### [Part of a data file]
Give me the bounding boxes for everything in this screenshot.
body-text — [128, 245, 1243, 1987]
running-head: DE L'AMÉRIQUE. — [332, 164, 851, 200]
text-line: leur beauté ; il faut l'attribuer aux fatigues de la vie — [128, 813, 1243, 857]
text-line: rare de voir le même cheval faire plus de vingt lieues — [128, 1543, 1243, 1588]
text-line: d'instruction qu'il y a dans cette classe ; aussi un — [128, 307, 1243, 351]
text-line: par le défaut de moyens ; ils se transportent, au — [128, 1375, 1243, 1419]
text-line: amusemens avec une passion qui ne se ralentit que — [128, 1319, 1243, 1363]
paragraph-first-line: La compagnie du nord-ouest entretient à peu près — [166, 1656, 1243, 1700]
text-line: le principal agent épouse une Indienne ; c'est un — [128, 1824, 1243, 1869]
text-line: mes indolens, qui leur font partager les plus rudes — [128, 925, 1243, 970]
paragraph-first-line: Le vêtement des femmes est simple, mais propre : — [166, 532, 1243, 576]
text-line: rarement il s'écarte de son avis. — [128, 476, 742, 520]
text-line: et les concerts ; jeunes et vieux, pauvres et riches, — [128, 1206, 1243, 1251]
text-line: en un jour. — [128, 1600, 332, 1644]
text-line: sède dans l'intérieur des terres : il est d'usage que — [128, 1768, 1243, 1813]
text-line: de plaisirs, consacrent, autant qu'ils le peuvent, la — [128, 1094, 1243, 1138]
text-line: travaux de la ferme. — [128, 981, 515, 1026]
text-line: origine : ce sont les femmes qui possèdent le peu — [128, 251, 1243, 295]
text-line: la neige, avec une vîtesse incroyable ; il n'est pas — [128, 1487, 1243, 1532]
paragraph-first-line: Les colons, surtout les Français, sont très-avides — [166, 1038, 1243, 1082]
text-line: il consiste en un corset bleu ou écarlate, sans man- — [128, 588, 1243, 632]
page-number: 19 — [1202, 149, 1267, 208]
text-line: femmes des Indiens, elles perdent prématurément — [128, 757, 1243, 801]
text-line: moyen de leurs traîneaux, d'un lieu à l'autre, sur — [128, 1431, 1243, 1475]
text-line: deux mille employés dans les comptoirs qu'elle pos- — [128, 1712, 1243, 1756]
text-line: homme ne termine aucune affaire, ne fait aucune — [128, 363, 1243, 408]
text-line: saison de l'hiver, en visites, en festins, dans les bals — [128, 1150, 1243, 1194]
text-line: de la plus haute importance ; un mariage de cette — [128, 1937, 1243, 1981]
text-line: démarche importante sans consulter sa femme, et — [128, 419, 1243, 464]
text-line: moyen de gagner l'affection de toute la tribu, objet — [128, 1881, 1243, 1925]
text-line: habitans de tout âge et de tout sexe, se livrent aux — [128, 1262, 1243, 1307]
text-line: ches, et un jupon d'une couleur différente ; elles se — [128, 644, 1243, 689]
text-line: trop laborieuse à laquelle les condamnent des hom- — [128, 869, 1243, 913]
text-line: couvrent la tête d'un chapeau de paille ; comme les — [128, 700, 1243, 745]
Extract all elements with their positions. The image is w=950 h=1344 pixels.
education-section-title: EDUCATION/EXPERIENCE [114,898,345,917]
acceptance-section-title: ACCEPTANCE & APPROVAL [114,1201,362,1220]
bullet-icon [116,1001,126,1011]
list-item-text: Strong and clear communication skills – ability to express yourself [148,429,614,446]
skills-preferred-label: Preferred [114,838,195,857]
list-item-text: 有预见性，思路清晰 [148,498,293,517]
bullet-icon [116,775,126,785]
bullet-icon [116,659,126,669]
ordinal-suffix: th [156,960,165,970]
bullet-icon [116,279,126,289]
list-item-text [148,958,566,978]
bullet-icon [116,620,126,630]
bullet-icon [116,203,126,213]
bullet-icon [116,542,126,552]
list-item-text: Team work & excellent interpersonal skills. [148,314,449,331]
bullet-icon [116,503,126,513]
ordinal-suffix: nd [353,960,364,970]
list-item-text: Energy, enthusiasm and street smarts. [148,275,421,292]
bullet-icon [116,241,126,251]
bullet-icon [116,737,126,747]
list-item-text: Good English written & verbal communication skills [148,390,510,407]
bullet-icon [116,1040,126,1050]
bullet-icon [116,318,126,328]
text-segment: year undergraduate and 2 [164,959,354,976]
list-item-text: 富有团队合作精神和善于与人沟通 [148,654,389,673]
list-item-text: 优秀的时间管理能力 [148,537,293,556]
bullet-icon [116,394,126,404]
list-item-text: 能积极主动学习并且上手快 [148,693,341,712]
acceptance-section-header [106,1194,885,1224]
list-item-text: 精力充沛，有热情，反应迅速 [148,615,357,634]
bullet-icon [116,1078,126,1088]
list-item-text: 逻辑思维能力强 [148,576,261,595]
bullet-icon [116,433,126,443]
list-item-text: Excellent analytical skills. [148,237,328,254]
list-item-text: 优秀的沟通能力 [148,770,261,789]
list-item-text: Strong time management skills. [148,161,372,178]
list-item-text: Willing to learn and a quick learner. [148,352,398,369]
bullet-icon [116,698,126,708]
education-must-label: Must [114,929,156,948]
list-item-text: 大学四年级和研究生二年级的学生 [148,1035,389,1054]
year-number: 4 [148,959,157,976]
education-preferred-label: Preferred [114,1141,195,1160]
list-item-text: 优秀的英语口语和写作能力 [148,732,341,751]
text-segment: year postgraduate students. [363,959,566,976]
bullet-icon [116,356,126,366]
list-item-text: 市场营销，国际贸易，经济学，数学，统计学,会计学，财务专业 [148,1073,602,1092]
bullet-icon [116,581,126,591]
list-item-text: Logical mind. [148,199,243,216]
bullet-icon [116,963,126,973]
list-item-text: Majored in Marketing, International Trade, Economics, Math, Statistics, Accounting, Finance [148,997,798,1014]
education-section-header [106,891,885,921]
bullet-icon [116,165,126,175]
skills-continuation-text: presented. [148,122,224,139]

### [Required work]
Repeat all of the entries above word for word, without changing anything.

### [Result of the exercise]
Give me the bounding boxes for everything in this screenshot.
body-text — [128, 245, 1243, 1987]
running-head: DE L'AMÉRIQUE. — [332, 164, 851, 200]
text-line: leur beauté ; il faut l'attribuer aux fatigues de la vie — [128, 813, 1243, 857]
text-line: rare de voir le même cheval faire plus de vingt lieues — [128, 1543, 1243, 1588]
text-line: d'instruction qu'il y a dans cette classe ; aussi un — [128, 307, 1243, 351]
text-line: par le défaut de moyens ; ils se transportent, au — [128, 1375, 1243, 1419]
text-line: amusemens avec une passion qui ne se ralentit que — [128, 1319, 1243, 1363]
paragraph-first-line: La compagnie du nord-ouest entretient à peu près — [166, 1656, 1243, 1700]
text-line: le principal agent épouse une Indienne ; c'est un — [128, 1824, 1243, 1869]
text-line: mes indolens, qui leur font partager les plus rudes — [128, 925, 1243, 970]
paragraph-first-line: Le vêtement des femmes est simple, mais propre : — [166, 532, 1243, 576]
text-line: rarement il s'écarte de son avis. — [128, 476, 742, 520]
text-line: et les concerts ; jeunes et vieux, pauvres et riches, — [128, 1206, 1243, 1251]
text-line: en un jour. — [128, 1600, 332, 1644]
text-line: sède dans l'intérieur des terres : il est d'usage que — [128, 1768, 1243, 1813]
text-line: de plaisirs, consacrent, autant qu'ils le peuvent, la — [128, 1094, 1243, 1138]
text-line: travaux de la ferme. — [128, 981, 515, 1026]
text-line: origine : ce sont les femmes qui possèdent le peu — [128, 251, 1243, 295]
text-line: la neige, avec une vîtesse incroyable ; il n'est pas — [128, 1487, 1243, 1532]
paragraph-first-line: Les colons, surtout les Français, sont très-avides — [166, 1038, 1243, 1082]
text-line: il consiste en un corset bleu ou écarlate, sans man- — [128, 588, 1243, 632]
page-number: 19 — [1202, 149, 1267, 208]
text-line: femmes des Indiens, elles perdent prématurément — [128, 757, 1243, 801]
text-line: moyen de leurs traîneaux, d'un lieu à l'autre, sur — [128, 1431, 1243, 1475]
text-line: deux mille employés dans les comptoirs qu'elle pos- — [128, 1712, 1243, 1756]
text-line: homme ne termine aucune affaire, ne fait aucune — [128, 363, 1243, 408]
text-line: saison de l'hiver, en visites, en festins, dans les bals — [128, 1150, 1243, 1194]
text-line: de la plus haute importance ; un mariage de cette — [128, 1937, 1243, 1981]
text-line: démarche importante sans consulter sa femme, et — [128, 419, 1243, 464]
text-line: moyen de gagner l'affection de toute la tribu, objet — [128, 1881, 1243, 1925]
text-line: habitans de tout âge et de tout sexe, se livrent aux — [128, 1262, 1243, 1307]
text-line: ches, et un jupon d'une couleur différente ; elles se — [128, 644, 1243, 689]
text-line: trop laborieuse à laquelle les condamnent des hom- — [128, 869, 1243, 913]
text-line: couvrent la tête d'un chapeau de paille ; comme les — [128, 700, 1243, 745]
Extract all elements with their positions. The image is w=950 h=1344 pixels.
education-section-title: EDUCATION/EXPERIENCE [114,898,345,917]
acceptance-section-title: ACCEPTANCE & APPROVAL [114,1201,362,1220]
bullet-icon [116,1001,126,1011]
list-item-text: Strong and clear communication skills – ability to express yourself [148,429,614,446]
skills-preferred-label: Preferred [114,838,195,857]
list-item-text: 有预见性，思路清晰 [148,498,293,517]
bullet-icon [116,775,126,785]
bullet-icon [116,659,126,669]
ordinal-suffix: th [156,960,165,970]
bullet-icon [116,279,126,289]
list-item-text [148,958,566,978]
bullet-icon [116,620,126,630]
bullet-icon [116,203,126,213]
bullet-icon [116,542,126,552]
list-item-text: Team work & excellent interpersonal skills. [148,314,449,331]
bullet-icon [116,503,126,513]
ordinal-suffix: nd [353,960,364,970]
list-item-text: Energy, enthusiasm and street smarts. [148,275,421,292]
bullet-icon [116,241,126,251]
bullet-icon [116,737,126,747]
list-item-text: Good English written & verbal communication skills [148,390,510,407]
bullet-icon [116,1040,126,1050]
bullet-icon [116,318,126,328]
text-segment: year undergraduate and 2 [164,959,354,976]
list-item-text: 富有团队合作精神和善于与人沟通 [148,654,389,673]
list-item-text: 优秀的时间管理能力 [148,537,293,556]
bullet-icon [116,394,126,404]
list-item-text: 能积极主动学习并且上手快 [148,693,341,712]
acceptance-section-header [106,1194,885,1224]
list-item-text: 精力充沛，有热情，反应迅速 [148,615,357,634]
bullet-icon [116,1078,126,1088]
list-item-text: 逻辑思维能力强 [148,576,261,595]
bullet-icon [116,433,126,443]
list-item-text: Excellent analytical skills. [148,237,328,254]
list-item-text: 优秀的沟通能力 [148,770,261,789]
list-item-text: Strong time management skills. [148,161,372,178]
list-item-text: Willing to learn and a quick learner. [148,352,398,369]
bullet-icon [116,698,126,708]
education-must-label: Must [114,929,156,948]
list-item-text: 大学四年级和研究生二年级的学生 [148,1035,389,1054]
year-number: 4 [148,959,157,976]
education-preferred-label: Preferred [114,1141,195,1160]
list-item-text: 优秀的英语口语和写作能力 [148,732,341,751]
text-segment: year postgraduate students. [363,959,566,976]
bullet-icon [116,356,126,366]
list-item-text: 市场营销，国际贸易，经济学，数学，统计学,会计学，财务专业 [148,1073,602,1092]
bullet-icon [116,581,126,591]
list-item-text: Logical mind. [148,199,243,216]
bullet-icon [116,963,126,973]
list-item-text: Majored in Marketing, International Trade, Economics, Math, Statistics, Accounting, Finance [148,997,798,1014]
education-section-header [106,891,885,921]
bullet-icon [116,165,126,175]
skills-continuation-text: presented. [148,122,224,139]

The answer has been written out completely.